Dataset records:
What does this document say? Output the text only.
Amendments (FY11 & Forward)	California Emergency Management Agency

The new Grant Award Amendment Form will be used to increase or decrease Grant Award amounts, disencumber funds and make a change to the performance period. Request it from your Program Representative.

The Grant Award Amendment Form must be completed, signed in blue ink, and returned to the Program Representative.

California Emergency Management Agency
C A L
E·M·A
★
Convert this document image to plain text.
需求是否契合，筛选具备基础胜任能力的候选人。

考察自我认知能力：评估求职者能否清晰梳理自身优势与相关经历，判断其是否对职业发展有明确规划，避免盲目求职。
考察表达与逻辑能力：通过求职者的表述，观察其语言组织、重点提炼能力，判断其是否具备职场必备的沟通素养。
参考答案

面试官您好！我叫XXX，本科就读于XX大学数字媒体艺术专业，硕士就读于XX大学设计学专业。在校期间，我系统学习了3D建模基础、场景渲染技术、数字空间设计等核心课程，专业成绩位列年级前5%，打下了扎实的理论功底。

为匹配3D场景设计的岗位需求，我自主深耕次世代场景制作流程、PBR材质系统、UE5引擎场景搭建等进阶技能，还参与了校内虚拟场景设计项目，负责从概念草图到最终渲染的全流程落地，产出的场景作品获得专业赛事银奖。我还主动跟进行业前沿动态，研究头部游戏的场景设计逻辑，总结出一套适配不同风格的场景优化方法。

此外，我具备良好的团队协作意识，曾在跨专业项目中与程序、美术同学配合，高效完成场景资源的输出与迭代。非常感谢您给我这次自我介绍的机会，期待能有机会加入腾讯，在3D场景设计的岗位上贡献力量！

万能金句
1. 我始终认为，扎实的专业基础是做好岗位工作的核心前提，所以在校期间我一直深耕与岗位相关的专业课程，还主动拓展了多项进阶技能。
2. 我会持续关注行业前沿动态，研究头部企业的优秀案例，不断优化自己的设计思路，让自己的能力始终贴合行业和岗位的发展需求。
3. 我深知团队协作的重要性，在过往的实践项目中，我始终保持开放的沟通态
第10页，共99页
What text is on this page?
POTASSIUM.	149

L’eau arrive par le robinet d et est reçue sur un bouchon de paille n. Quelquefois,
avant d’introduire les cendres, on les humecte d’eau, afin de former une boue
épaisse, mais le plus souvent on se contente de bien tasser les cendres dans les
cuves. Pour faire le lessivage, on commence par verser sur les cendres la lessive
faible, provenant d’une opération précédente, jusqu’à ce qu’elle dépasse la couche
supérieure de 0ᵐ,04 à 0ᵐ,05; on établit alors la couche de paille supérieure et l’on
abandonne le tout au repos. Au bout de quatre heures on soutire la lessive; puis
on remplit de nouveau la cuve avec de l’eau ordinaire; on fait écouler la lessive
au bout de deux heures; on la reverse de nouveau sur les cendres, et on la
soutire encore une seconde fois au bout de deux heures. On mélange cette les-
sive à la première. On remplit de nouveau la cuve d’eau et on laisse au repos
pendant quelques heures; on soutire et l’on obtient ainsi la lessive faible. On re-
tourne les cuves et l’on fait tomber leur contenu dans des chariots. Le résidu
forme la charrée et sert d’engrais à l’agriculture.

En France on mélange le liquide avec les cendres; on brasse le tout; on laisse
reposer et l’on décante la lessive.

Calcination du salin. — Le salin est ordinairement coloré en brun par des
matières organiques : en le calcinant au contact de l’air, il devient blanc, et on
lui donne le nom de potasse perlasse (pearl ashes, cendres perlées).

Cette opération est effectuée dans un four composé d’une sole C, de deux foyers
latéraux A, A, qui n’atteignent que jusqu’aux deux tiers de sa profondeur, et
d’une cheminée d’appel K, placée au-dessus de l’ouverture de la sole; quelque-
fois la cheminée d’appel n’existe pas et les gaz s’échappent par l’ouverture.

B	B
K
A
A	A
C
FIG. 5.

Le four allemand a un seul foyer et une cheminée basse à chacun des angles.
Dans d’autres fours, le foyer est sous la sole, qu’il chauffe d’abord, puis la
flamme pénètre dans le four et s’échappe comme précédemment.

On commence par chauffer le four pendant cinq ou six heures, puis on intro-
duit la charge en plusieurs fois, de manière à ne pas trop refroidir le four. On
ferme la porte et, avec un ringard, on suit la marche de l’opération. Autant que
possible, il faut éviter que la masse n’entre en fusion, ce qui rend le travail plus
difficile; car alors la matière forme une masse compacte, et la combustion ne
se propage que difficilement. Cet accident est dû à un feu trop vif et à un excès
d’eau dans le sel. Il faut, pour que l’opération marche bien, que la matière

Directions: Go through the listing above and locate each line that holds the word "What". Copy those lines.

Exercise solution:
What does this document say? Output the text only.
What text is on this page?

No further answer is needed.